[JOB] Go through the lines below and copy each one that holds the string "dropdown".

Dataset excerpts
________________________

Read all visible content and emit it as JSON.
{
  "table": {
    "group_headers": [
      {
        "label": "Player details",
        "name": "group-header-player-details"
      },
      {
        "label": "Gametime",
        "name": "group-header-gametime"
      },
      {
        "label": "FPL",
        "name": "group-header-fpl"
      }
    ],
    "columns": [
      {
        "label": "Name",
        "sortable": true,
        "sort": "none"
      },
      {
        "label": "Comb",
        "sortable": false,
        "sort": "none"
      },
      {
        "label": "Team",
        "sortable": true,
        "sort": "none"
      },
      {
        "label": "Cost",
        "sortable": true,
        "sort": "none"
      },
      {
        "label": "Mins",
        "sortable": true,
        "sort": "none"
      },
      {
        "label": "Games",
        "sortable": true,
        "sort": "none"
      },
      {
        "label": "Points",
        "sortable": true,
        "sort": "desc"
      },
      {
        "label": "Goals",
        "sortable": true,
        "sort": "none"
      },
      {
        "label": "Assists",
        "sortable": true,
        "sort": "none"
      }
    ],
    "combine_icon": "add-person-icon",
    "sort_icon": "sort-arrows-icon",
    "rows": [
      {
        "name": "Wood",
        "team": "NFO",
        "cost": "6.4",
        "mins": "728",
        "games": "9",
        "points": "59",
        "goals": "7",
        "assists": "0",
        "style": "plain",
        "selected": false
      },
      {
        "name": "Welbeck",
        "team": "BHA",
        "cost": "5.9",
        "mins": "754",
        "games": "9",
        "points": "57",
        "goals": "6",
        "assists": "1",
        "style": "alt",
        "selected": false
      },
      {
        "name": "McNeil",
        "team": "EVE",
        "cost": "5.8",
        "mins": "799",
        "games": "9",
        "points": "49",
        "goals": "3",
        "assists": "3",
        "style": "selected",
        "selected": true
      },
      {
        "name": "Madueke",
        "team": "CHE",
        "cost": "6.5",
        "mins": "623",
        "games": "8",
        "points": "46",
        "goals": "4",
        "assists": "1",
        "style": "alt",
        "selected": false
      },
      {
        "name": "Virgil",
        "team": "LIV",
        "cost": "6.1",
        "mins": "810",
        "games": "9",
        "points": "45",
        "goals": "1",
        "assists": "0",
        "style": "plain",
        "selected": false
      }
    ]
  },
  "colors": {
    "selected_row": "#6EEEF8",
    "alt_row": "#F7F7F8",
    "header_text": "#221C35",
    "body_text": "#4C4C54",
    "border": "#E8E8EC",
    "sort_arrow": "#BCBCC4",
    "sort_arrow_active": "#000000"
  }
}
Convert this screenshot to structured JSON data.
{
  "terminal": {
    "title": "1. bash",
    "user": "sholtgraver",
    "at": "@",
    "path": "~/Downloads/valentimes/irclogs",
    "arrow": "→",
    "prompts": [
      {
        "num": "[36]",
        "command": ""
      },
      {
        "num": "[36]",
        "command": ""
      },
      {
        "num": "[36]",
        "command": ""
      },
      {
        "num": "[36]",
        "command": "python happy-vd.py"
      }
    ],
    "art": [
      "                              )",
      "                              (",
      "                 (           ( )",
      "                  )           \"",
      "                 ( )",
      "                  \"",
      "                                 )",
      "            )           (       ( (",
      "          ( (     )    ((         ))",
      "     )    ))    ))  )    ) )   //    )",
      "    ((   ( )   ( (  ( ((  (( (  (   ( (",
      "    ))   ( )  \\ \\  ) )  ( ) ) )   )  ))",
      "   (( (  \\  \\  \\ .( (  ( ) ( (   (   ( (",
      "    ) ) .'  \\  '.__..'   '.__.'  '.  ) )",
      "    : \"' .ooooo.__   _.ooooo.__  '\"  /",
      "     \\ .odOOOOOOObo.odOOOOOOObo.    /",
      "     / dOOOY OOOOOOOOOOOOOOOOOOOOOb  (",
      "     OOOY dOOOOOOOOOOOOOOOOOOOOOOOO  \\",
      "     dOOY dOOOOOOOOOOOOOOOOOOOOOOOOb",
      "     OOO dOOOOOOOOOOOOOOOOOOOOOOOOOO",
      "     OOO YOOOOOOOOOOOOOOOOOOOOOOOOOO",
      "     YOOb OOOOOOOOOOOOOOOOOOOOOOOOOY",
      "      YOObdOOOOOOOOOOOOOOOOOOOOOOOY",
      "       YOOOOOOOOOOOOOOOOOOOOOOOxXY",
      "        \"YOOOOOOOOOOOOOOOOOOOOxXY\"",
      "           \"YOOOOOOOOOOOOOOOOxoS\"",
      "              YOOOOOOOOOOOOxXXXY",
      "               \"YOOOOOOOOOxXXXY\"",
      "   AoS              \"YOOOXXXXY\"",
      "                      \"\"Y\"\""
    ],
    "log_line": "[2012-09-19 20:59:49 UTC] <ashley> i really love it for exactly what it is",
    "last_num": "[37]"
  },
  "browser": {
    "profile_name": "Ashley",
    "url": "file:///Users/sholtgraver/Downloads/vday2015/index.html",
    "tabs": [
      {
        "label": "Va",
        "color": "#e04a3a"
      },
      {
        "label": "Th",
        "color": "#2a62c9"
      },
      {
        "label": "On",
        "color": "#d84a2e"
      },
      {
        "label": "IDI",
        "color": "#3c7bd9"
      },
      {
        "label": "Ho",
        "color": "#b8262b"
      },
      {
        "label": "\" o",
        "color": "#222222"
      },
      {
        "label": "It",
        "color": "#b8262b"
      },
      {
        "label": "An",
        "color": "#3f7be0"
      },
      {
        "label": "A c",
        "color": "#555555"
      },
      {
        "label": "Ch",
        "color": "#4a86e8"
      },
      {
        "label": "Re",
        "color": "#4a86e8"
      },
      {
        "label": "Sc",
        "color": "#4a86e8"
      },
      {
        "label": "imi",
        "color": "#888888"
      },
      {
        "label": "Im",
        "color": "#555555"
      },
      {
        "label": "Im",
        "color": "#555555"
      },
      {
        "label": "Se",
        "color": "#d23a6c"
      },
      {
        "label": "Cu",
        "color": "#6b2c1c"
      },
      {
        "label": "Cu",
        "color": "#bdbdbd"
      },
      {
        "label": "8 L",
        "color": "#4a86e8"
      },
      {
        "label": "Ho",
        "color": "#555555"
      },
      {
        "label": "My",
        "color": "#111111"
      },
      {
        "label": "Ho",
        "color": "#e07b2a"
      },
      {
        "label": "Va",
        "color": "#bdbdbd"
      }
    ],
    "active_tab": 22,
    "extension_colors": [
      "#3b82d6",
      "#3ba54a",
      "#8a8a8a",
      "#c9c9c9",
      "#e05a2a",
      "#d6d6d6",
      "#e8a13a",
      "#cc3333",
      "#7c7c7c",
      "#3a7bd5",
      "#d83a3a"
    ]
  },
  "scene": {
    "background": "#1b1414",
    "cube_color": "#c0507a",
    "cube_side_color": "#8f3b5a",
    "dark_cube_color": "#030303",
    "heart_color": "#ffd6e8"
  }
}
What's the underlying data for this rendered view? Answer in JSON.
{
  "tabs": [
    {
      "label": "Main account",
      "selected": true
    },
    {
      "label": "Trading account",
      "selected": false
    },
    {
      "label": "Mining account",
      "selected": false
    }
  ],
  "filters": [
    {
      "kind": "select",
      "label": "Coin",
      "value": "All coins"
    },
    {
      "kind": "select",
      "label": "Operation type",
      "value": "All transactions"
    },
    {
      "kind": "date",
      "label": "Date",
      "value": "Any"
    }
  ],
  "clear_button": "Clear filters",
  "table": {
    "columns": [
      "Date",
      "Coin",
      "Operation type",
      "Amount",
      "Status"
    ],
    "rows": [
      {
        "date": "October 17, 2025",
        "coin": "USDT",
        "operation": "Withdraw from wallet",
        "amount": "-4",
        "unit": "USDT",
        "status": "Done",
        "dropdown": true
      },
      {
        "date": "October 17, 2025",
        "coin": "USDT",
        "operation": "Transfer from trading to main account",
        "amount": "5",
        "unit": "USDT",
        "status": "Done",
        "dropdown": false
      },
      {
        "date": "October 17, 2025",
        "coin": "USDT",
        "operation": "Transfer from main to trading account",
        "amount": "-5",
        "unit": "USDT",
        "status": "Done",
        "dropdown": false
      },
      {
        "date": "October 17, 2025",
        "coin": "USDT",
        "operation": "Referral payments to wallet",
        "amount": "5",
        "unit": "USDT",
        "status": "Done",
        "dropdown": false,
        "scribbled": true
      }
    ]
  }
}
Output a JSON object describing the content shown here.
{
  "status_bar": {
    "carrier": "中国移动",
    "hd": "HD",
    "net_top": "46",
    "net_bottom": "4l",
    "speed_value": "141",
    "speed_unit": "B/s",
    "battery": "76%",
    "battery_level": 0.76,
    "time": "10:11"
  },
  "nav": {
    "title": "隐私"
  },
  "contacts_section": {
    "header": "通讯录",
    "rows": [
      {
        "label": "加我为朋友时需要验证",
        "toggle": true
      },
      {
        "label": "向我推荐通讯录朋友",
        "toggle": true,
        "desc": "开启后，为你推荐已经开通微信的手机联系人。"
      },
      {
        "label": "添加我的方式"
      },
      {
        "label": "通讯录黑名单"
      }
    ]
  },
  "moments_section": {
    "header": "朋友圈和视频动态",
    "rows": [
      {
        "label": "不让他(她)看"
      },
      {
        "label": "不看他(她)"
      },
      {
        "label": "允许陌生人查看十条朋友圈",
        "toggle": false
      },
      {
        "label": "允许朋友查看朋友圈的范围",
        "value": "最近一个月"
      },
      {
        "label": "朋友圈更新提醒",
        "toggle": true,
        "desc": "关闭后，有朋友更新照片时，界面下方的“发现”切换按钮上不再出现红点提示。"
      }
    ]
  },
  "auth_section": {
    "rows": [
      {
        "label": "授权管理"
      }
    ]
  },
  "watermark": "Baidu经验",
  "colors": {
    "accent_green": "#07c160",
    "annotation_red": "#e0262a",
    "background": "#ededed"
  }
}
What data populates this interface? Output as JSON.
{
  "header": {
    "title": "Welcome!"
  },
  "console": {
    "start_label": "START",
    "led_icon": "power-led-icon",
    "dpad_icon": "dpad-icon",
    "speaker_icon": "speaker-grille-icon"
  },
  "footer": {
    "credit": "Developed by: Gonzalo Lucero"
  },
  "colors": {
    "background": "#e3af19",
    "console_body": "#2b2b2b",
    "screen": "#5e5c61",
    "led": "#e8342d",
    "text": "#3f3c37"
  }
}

________________________

[FULL RESPONSE]
        "dropdown": true
        "dropdown": false
        "dropdown": false
        "dropdown": false,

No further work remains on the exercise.